▶ _Raw data_:

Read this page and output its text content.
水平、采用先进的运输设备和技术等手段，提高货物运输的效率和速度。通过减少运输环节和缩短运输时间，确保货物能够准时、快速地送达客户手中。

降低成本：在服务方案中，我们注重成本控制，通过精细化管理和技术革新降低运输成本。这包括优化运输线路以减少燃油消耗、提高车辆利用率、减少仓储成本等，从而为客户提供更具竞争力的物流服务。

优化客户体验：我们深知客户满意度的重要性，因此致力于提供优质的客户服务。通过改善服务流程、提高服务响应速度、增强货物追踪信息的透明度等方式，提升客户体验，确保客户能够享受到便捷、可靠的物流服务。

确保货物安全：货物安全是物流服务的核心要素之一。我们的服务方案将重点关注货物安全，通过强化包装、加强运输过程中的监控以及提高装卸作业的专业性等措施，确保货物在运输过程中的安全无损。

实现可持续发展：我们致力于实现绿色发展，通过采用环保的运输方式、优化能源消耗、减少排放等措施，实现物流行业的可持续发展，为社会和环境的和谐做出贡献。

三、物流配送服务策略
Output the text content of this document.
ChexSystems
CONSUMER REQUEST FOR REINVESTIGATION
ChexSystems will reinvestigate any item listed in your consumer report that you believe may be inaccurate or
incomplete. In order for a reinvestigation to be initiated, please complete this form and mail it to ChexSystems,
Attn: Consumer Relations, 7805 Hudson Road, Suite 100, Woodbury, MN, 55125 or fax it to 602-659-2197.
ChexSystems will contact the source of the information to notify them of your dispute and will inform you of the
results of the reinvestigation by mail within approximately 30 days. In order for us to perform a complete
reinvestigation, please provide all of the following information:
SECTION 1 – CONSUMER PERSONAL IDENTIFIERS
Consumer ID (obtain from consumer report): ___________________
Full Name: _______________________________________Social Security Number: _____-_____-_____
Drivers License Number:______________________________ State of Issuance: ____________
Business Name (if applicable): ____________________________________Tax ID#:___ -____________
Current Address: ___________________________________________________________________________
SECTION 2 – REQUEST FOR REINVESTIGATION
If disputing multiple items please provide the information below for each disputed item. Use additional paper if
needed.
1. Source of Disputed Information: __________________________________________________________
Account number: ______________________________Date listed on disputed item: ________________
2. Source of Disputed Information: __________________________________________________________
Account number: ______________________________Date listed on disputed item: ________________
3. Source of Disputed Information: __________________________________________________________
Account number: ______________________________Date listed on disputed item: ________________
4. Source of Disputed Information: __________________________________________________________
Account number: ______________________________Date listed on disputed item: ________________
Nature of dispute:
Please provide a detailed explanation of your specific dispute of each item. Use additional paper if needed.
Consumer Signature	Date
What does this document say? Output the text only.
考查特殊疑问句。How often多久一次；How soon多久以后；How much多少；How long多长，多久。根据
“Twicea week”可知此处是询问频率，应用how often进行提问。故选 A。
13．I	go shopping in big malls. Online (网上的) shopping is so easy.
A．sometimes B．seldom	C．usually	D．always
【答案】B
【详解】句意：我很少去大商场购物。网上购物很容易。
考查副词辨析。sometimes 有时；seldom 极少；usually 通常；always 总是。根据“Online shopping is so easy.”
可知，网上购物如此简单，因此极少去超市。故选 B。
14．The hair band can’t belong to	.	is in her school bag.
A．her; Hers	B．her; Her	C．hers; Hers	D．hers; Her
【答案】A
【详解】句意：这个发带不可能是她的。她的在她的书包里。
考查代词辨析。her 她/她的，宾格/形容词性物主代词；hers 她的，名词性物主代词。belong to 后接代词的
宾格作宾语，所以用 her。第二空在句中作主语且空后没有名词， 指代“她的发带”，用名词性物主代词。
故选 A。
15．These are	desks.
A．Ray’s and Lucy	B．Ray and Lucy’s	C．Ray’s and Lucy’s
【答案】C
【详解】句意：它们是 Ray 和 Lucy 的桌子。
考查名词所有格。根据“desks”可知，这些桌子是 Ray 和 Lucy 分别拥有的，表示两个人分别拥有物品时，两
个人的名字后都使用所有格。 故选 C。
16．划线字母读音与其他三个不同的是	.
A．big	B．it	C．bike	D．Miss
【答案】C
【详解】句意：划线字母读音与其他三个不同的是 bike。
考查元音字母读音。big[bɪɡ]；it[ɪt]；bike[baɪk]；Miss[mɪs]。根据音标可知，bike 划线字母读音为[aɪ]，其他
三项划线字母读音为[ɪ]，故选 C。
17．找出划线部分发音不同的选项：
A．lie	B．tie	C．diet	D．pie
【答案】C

▶ _Problem requirements_: Type out the whole listing above again, exactly as it stands.

▶ _Full solution_:
Read this page and output its text content.
水平、采用先进的运输设备和技术等手段，提高货物运输的效率和速度。通过减少运输环节和缩短运输时间，确保货物能够准时、快速地送达客户手中。

降低成本：在服务方案中，我们注重成本控制，通过精细化管理和技术革新降低运输成本。这包括优化运输线路以减少燃油消耗、提高车辆利用率、减少仓储成本等，从而为客户提供更具竞争力的物流服务。

优化客户体验：我们深知客户满意度的重要性，因此致力于提供优质的客户服务。通过改善服务流程、提高服务响应速度、增强货物追踪信息的透明度等方式，提升客户体验，确保客户能够享受到便捷、可靠的物流服务。

确保货物安全：货物安全是物流服务的核心要素之一。我们的服务方案将重点关注货物安全，通过强化包装、加强运输过程中的监控以及提高装卸作业的专业性等措施，确保货物在运输过程中的安全无损。

实现可持续发展：我们致力于实现绿色发展，通过采用环保的运输方式、优化能源消耗、减少排放等措施，实现物流行业的可持续发展，为社会和环境的和谐做出贡献。

三、物流配送服务策略
Output the text content of this document.
ChexSystems
CONSUMER REQUEST FOR REINVESTIGATION
ChexSystems will reinvestigate any item listed in your consumer report that you believe may be inaccurate or
incomplete. In order for a reinvestigation to be initiated, please complete this form and mail it to ChexSystems,
Attn: Consumer Relations, 7805 Hudson Road, Suite 100, Woodbury, MN, 55125 or fax it to 602-659-2197.
ChexSystems will contact the source of the information to notify them of your dispute and will inform you of the
results of the reinvestigation by mail within approximately 30 days. In order for us to perform a complete
reinvestigation, please provide all of the following information:
SECTION 1 – CONSUMER PERSONAL IDENTIFIERS
Consumer ID (obtain from consumer report): ___________________
Full Name: _______________________________________Social Security Number: _____-_____-_____
Drivers License Number:______________________________ State of Issuance: ____________
Business Name (if applicable): ____________________________________Tax ID#:___ -____________
Current Address: ___________________________________________________________________________
SECTION 2 – REQUEST FOR REINVESTIGATION
If disputing multiple items please provide the information below for each disputed item. Use additional paper if
needed.
1. Source of Disputed Information: __________________________________________________________
Account number: ______________________________Date listed on disputed item: ________________
2. Source of Disputed Information: __________________________________________________________
Account number: ______________________________Date listed on disputed item: ________________
3. Source of Disputed Information: __________________________________________________________
Account number: ______________________________Date listed on disputed item: ________________
4. Source of Disputed Information: __________________________________________________________
Account number: ______________________________Date listed on disputed item: ________________
Nature of dispute:
Please provide a detailed explanation of your specific dispute of each item. Use additional paper if needed.
Consumer Signature	Date
What does this document say? Output the text only.
考查特殊疑问句。How often多久一次；How soon多久以后；How much多少；How long多长，多久。根据
“Twicea week”可知此处是询问频率，应用how often进行提问。故选 A。
13．I	go shopping in big malls. Online (网上的) shopping is so easy.
A．sometimes B．seldom	C．usually	D．always
【答案】B
【详解】句意：我很少去大商场购物。网上购物很容易。
考查副词辨析。sometimes 有时；seldom 极少；usually 通常；always 总是。根据“Online shopping is so easy.”
可知，网上购物如此简单，因此极少去超市。故选 B。
14．The hair band can’t belong to	.	is in her school bag.
A．her; Hers	B．her; Her	C．hers; Hers	D．hers; Her
【答案】A
【详解】句意：这个发带不可能是她的。她的在她的书包里。
考查代词辨析。her 她/她的，宾格/形容词性物主代词；hers 她的，名词性物主代词。belong to 后接代词的
宾格作宾语，所以用 her。第二空在句中作主语且空后没有名词， 指代“她的发带”，用名词性物主代词。
故选 A。
15．These are	desks.
A．Ray’s and Lucy	B．Ray and Lucy’s	C．Ray’s and Lucy’s
【答案】C
【详解】句意：它们是 Ray 和 Lucy 的桌子。
考查名词所有格。根据“desks”可知，这些桌子是 Ray 和 Lucy 分别拥有的，表示两个人分别拥有物品时，两
个人的名字后都使用所有格。 故选 C。
16．划线字母读音与其他三个不同的是	.
A．big	B．it	C．bike	D．Miss
【答案】C
【详解】句意：划线字母读音与其他三个不同的是 bike。
考查元音字母读音。big[bɪɡ]；it[ɪt]；bike[baɪk]；Miss[mɪs]。根据音标可知，bike 划线字母读音为[aɪ]，其他
三项划线字母读音为[ɪ]，故选 C。
17．找出划线部分发音不同的选项：
A．lie	B．tie	C．diet	D．pie
【答案】C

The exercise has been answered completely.